**WHAT IS REQUIRED:**
Copy out each line containing "kind" from the entries below.

**DATA TO USE:**

╭──

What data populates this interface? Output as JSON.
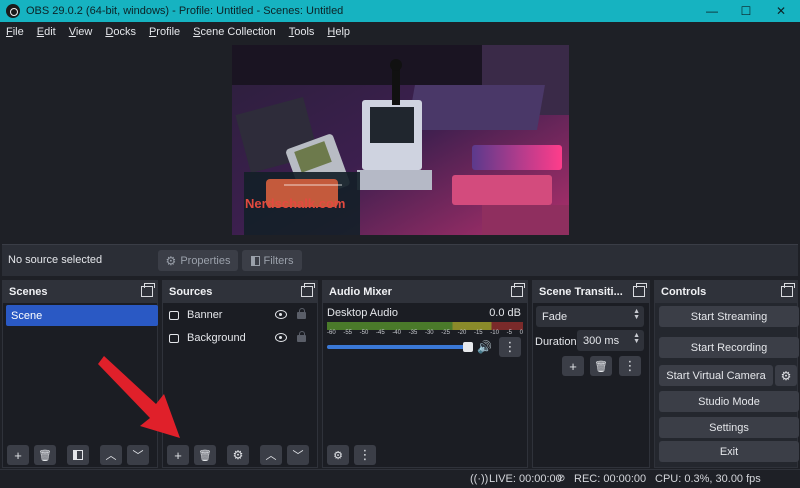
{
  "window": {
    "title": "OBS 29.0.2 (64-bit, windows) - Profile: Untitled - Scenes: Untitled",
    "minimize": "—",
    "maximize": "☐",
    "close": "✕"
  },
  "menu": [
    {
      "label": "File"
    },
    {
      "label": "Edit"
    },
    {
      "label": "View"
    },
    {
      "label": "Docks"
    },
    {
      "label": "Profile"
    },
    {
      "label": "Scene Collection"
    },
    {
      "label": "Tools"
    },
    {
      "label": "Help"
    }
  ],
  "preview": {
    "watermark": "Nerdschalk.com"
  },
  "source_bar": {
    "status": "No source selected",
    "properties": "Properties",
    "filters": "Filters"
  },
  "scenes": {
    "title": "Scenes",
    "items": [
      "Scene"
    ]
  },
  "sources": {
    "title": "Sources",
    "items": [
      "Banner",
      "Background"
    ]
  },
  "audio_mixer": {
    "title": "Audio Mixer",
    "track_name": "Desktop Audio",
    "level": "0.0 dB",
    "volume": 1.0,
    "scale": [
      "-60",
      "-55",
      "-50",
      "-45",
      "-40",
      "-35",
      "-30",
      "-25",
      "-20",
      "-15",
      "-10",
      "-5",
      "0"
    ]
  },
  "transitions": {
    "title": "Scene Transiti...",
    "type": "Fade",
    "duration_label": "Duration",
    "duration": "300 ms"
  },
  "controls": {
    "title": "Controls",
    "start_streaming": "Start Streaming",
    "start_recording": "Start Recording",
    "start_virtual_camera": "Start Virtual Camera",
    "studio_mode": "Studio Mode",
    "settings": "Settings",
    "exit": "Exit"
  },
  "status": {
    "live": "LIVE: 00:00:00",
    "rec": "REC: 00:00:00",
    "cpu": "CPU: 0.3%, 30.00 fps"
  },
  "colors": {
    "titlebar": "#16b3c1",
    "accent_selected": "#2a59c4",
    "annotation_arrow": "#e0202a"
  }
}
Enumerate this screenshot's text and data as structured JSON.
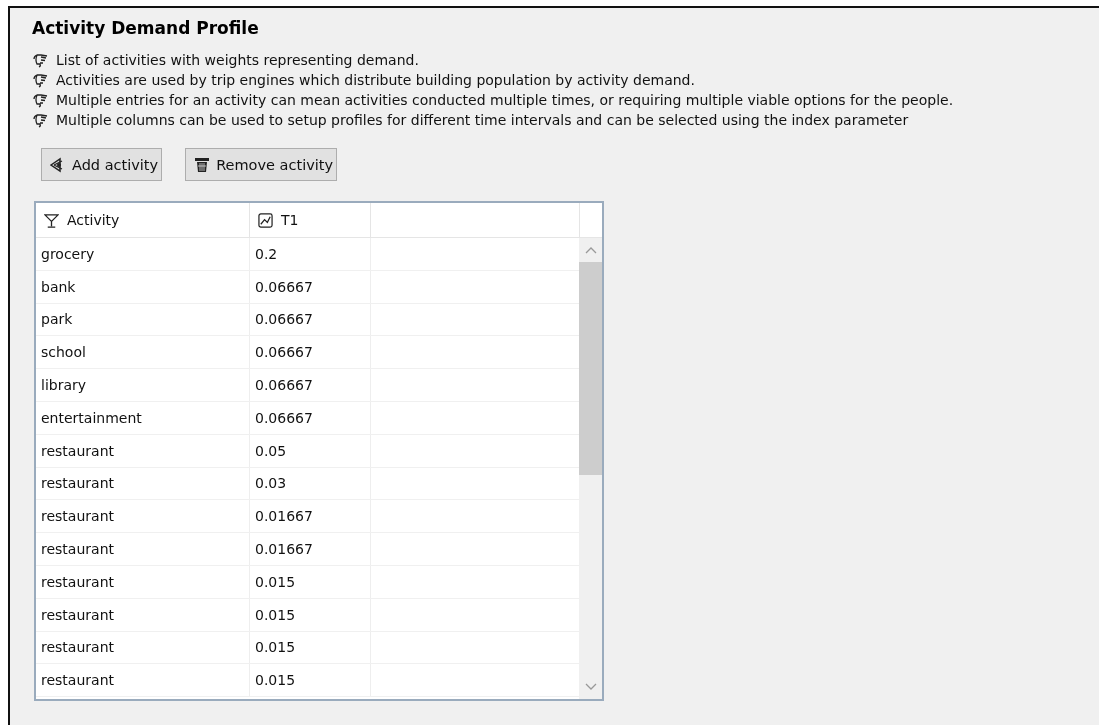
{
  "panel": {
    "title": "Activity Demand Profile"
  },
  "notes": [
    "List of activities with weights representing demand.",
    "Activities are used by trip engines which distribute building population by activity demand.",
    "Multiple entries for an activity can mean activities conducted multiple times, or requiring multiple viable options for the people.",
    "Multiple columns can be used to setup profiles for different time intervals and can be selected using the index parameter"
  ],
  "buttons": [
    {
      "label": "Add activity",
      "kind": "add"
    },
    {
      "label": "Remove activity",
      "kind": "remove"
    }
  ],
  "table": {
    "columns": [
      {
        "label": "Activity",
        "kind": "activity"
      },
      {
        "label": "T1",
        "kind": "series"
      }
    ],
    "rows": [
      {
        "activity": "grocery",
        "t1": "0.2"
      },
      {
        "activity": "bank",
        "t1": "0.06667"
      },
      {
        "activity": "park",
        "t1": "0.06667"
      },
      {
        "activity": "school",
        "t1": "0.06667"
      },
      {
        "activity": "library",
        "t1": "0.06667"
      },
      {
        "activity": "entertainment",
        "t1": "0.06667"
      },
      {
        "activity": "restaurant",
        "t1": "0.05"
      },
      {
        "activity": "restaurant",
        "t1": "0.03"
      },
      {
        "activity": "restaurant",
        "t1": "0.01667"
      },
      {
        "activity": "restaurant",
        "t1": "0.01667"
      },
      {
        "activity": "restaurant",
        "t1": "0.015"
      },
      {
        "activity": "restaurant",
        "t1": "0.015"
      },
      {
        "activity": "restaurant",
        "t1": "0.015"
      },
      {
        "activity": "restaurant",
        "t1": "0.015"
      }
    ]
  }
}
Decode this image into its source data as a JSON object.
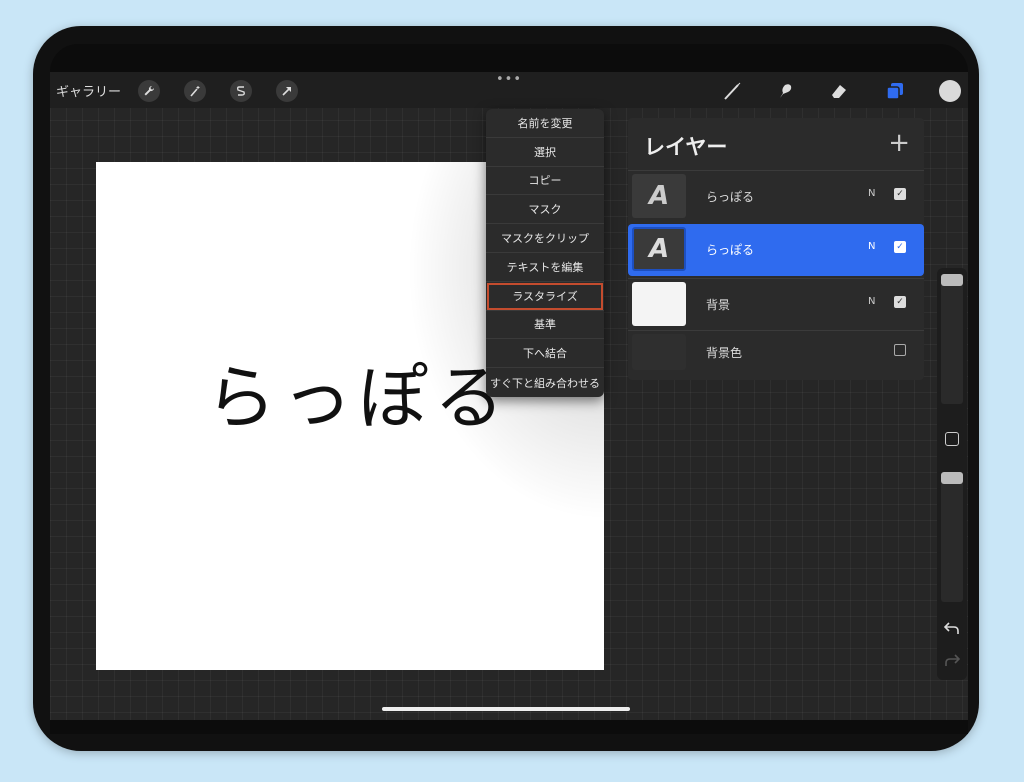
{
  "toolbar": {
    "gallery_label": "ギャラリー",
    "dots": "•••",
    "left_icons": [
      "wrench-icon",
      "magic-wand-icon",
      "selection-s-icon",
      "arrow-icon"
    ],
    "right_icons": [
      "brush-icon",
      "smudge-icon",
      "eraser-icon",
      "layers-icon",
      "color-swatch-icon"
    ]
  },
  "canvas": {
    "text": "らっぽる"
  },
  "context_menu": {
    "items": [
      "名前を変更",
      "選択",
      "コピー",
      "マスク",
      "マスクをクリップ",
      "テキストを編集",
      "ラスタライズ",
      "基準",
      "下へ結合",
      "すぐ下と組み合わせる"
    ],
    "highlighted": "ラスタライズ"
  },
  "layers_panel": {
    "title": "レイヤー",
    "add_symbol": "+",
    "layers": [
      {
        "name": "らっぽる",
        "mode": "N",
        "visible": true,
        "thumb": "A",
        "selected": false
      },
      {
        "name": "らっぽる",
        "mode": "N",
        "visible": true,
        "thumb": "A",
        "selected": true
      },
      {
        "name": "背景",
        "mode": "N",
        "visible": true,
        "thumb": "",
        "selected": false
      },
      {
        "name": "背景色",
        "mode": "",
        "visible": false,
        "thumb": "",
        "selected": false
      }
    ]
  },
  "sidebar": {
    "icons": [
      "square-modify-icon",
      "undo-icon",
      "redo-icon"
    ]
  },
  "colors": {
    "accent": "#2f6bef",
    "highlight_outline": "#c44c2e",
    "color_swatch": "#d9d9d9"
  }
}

╰──
╭──

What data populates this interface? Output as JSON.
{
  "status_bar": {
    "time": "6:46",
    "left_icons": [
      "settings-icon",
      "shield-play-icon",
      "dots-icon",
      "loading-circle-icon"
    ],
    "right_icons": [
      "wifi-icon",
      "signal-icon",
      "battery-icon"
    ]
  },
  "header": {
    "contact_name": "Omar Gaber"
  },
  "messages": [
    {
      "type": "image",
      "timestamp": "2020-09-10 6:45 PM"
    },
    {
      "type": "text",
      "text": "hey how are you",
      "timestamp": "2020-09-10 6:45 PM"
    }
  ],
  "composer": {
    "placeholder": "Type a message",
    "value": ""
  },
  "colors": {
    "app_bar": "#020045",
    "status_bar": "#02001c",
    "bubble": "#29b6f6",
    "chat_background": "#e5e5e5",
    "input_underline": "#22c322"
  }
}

╰──
╭──

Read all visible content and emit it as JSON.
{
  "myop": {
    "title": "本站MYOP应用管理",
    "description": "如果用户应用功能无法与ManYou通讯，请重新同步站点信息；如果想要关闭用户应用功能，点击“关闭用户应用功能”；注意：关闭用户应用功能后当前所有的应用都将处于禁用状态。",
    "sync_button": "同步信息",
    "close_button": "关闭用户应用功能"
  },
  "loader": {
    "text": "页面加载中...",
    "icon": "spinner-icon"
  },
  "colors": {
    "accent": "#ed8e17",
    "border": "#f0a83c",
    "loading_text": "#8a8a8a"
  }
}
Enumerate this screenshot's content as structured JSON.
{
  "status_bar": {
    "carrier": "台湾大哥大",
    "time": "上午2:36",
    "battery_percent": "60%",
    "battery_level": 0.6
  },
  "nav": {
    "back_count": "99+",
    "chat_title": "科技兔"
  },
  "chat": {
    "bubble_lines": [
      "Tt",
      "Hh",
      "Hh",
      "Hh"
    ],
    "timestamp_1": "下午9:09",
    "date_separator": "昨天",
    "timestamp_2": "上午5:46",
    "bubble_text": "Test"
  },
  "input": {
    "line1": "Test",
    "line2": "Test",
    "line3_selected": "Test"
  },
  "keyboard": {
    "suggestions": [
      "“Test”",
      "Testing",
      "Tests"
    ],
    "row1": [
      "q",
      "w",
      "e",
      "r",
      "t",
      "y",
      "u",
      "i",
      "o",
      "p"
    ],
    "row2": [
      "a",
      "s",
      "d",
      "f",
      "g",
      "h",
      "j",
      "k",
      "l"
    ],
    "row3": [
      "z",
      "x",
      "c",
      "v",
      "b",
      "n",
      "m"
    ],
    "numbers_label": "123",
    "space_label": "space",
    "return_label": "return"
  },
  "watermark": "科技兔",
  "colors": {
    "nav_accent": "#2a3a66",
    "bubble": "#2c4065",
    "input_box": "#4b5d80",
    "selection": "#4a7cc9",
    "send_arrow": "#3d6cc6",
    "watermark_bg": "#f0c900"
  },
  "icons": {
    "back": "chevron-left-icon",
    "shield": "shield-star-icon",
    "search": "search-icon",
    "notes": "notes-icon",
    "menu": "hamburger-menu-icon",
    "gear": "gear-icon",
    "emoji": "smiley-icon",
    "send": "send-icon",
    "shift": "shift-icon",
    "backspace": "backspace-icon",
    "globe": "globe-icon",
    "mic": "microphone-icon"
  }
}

╰──

**IN RESPONSE:**
      "kind": "add"
      "kind": "remove"
        "kind": "activity"
        "kind": "series"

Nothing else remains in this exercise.